TASK GOAL: Provide an exact reproduction of every entry.

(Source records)

——

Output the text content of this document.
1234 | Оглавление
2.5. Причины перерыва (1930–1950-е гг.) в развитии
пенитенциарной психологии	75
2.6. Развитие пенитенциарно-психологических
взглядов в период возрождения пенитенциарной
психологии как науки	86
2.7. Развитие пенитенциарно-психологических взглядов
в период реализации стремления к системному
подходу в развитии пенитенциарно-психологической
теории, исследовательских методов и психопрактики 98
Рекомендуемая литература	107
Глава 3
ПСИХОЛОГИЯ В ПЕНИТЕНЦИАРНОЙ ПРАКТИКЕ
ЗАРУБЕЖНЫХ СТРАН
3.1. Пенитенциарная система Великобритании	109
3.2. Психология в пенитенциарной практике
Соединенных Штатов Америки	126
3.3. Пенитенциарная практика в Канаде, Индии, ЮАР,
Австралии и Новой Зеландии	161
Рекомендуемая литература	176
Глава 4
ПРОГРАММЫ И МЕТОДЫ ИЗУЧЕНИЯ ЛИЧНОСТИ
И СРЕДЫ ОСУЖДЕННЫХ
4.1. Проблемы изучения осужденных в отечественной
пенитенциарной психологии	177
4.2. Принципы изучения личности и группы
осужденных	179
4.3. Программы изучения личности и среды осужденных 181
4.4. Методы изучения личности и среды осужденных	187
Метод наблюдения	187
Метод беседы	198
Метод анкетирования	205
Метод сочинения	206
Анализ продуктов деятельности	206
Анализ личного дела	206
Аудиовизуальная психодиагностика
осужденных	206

——

WORKED ANSWER:
Output the text content of this document.
1234 | Оглавление
2.5. Причины перерыва (1930–1950-е гг.) в развитии
пенитенциарной психологии	75
2.6. Развитие пенитенциарно-психологических
взглядов в период возрождения пенитенциарной
психологии как науки	86
2.7. Развитие пенитенциарно-психологических взглядов
в период реализации стремления к системному
подходу в развитии пенитенциарно-психологической
теории, исследовательских методов и психопрактики 98
Рекомендуемая литература	107
Глава 3
ПСИХОЛОГИЯ В ПЕНИТЕНЦИАРНОЙ ПРАКТИКЕ
ЗАРУБЕЖНЫХ СТРАН
3.1. Пенитенциарная система Великобритании	109
3.2. Психология в пенитенциарной практике
Соединенных Штатов Америки	126
3.3. Пенитенциарная практика в Канаде, Индии, ЮАР,
Австралии и Новой Зеландии	161
Рекомендуемая литература	176
Глава 4
ПРОГРАММЫ И МЕТОДЫ ИЗУЧЕНИЯ ЛИЧНОСТИ
И СРЕДЫ ОСУЖДЕННЫХ
4.1. Проблемы изучения осужденных в отечественной
пенитенциарной психологии	177
4.2. Принципы изучения личности и группы
осужденных	179
4.3. Программы изучения личности и среды осужденных 181
4.4. Методы изучения личности и среды осужденных	187
Метод наблюдения	187
Метод беседы	198
Метод анкетирования	205
Метод сочинения	206
Анализ продуктов деятельности	206
Анализ личного дела	206
Аудиовизуальная психодиагностика
осужденных	206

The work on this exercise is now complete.